**RECORDS FOR THIS TASK**
_____

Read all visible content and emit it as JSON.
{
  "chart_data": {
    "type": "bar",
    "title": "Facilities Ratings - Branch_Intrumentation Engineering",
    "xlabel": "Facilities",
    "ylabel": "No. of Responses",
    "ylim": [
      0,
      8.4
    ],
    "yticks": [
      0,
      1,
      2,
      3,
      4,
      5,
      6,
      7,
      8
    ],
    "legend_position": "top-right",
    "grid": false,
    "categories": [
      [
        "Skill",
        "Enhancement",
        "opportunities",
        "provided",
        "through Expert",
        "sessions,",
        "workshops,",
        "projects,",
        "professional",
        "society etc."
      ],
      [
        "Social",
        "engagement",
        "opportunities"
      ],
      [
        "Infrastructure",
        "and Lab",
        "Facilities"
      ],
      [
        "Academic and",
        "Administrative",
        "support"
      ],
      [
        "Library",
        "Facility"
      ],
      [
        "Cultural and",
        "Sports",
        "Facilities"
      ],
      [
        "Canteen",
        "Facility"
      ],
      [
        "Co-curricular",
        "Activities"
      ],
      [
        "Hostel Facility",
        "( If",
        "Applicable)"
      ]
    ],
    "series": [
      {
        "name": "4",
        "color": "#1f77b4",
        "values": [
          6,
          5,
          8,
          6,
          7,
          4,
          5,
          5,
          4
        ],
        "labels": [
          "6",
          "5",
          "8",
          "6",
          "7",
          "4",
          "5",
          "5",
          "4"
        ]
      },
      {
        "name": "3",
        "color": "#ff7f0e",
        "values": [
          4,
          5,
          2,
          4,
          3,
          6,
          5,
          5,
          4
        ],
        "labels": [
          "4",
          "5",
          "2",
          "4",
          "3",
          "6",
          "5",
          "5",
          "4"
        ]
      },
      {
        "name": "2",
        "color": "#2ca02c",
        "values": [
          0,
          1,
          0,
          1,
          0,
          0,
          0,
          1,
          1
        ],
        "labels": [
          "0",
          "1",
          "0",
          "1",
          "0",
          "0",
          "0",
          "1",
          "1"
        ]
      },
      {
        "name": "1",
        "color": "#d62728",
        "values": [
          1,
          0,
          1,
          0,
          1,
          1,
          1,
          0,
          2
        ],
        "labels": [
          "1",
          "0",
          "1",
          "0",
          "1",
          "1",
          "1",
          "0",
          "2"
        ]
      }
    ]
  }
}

_____

**PROBLEM STATEMENT**
What do the records say? Quote them all exactly.

**SOLUTION TO THE EXERCISE**
Read all visible content and emit it as JSON.
{
  "chart_data": {
    "type": "bar",
    "title": "Facilities Ratings - Branch_Intrumentation Engineering",
    "xlabel": "Facilities",
    "ylabel": "No. of Responses",
    "ylim": [
      0,
      8.4
    ],
    "yticks": [
      0,
      1,
      2,
      3,
      4,
      5,
      6,
      7,
      8
    ],
    "legend_position": "top-right",
    "grid": false,
    "categories": [
      [
        "Skill",
        "Enhancement",
        "opportunities",
        "provided",
        "through Expert",
        "sessions,",
        "workshops,",
        "projects,",
        "professional",
        "society etc."
      ],
      [
        "Social",
        "engagement",
        "opportunities"
      ],
      [
        "Infrastructure",
        "and Lab",
        "Facilities"
      ],
      [
        "Academic and",
        "Administrative",
        "support"
      ],
      [
        "Library",
        "Facility"
      ],
      [
        "Cultural and",
        "Sports",
        "Facilities"
      ],
      [
        "Canteen",
        "Facility"
      ],
      [
        "Co-curricular",
        "Activities"
      ],
      [
        "Hostel Facility",
        "( If",
        "Applicable)"
      ]
    ],
    "series": [
      {
        "name": "4",
        "color": "#1f77b4",
        "values": [
          6,
          5,
          8,
          6,
          7,
          4,
          5,
          5,
          4
        ],
        "labels": [
          "6",
          "5",
          "8",
          "6",
          "7",
          "4",
          "5",
          "5",
          "4"
        ]
      },
      {
        "name": "3",
        "color": "#ff7f0e",
        "values": [
          4,
          5,
          2,
          4,
          3,
          6,
          5,
          5,
          4
        ],
        "labels": [
          "4",
          "5",
          "2",
          "4",
          "3",
          "6",
          "5",
          "5",
          "4"
        ]
      },
      {
        "name": "2",
        "color": "#2ca02c",
        "values": [
          0,
          1,
          0,
          1,
          0,
          0,
          0,
          1,
          1
        ],
        "labels": [
          "0",
          "1",
          "0",
          "1",
          "0",
          "0",
          "0",
          "1",
          "1"
        ]
      },
      {
        "name": "1",
        "color": "#d62728",
        "values": [
          1,
          0,
          1,
          0,
          1,
          1,
          1,
          0,
          2
        ],
        "labels": [
          "1",
          "0",
          "1",
          "0",
          "1",
          "1",
          "1",
          "0",
          "2"
        ]
      }
    ]
  }
}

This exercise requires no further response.